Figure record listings
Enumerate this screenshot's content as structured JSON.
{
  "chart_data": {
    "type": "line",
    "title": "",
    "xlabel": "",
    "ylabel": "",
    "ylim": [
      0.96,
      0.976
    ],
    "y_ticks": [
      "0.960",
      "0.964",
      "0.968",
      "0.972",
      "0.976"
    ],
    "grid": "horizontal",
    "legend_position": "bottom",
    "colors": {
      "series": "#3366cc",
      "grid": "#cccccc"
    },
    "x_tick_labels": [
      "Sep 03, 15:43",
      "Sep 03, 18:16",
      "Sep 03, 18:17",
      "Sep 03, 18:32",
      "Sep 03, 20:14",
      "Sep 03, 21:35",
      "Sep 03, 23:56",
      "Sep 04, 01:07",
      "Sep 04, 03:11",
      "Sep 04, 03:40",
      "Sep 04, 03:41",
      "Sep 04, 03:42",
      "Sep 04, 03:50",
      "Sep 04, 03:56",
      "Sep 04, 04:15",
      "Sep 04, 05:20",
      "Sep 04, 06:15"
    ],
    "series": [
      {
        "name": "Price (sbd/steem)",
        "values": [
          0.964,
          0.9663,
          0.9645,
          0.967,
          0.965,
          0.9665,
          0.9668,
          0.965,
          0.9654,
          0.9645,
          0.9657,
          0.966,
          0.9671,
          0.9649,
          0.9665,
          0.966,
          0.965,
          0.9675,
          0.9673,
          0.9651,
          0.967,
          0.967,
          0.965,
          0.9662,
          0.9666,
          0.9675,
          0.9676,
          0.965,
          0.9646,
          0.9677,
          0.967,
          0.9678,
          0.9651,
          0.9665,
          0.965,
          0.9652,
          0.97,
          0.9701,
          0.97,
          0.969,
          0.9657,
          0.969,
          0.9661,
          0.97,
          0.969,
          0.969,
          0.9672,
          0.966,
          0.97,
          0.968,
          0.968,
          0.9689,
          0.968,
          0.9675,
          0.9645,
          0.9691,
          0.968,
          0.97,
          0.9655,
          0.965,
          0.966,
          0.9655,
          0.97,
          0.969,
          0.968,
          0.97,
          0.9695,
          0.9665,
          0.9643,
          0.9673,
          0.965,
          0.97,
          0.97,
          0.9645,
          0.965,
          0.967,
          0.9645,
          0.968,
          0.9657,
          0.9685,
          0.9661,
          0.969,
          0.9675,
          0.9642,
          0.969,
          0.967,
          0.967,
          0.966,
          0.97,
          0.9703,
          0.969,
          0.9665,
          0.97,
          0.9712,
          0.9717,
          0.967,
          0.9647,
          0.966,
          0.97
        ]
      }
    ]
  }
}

Task objective — Return the entries above exactly, each one complete.

Solution below —
Enumerate this screenshot's content as structured JSON.
{
  "chart_data": {
    "type": "line",
    "title": "",
    "xlabel": "",
    "ylabel": "",
    "ylim": [
      0.96,
      0.976
    ],
    "y_ticks": [
      "0.960",
      "0.964",
      "0.968",
      "0.972",
      "0.976"
    ],
    "grid": "horizontal",
    "legend_position": "bottom",
    "colors": {
      "series": "#3366cc",
      "grid": "#cccccc"
    },
    "x_tick_labels": [
      "Sep 03, 15:43",
      "Sep 03, 18:16",
      "Sep 03, 18:17",
      "Sep 03, 18:32",
      "Sep 03, 20:14",
      "Sep 03, 21:35",
      "Sep 03, 23:56",
      "Sep 04, 01:07",
      "Sep 04, 03:11",
      "Sep 04, 03:40",
      "Sep 04, 03:41",
      "Sep 04, 03:42",
      "Sep 04, 03:50",
      "Sep 04, 03:56",
      "Sep 04, 04:15",
      "Sep 04, 05:20",
      "Sep 04, 06:15"
    ],
    "series": [
      {
        "name": "Price (sbd/steem)",
        "values": [
          0.964,
          0.9663,
          0.9645,
          0.967,
          0.965,
          0.9665,
          0.9668,
          0.965,
          0.9654,
          0.9645,
          0.9657,
          0.966,
          0.9671,
          0.9649,
          0.9665,
          0.966,
          0.965,
          0.9675,
          0.9673,
          0.9651,
          0.967,
          0.967,
          0.965,
          0.9662,
          0.9666,
          0.9675,
          0.9676,
          0.965,
          0.9646,
          0.9677,
          0.967,
          0.9678,
          0.9651,
          0.9665,
          0.965,
          0.9652,
          0.97,
          0.9701,
          0.97,
          0.969,
          0.9657,
          0.969,
          0.9661,
          0.97,
          0.969,
          0.969,
          0.9672,
          0.966,
          0.97,
          0.968,
          0.968,
          0.9689,
          0.968,
          0.9675,
          0.9645,
          0.9691,
          0.968,
          0.97,
          0.9655,
          0.965,
          0.966,
          0.9655,
          0.97,
          0.969,
          0.968,
          0.97,
          0.9695,
          0.9665,
          0.9643,
          0.9673,
          0.965,
          0.97,
          0.97,
          0.9645,
          0.965,
          0.967,
          0.9645,
          0.968,
          0.9657,
          0.9685,
          0.9661,
          0.969,
          0.9675,
          0.9642,
          0.969,
          0.967,
          0.967,
          0.966,
          0.97,
          0.9703,
          0.969,
          0.9665,
          0.97,
          0.9712,
          0.9717,
          0.967,
          0.9647,
          0.966,
          0.97
        ]
      }
    ]
  }
}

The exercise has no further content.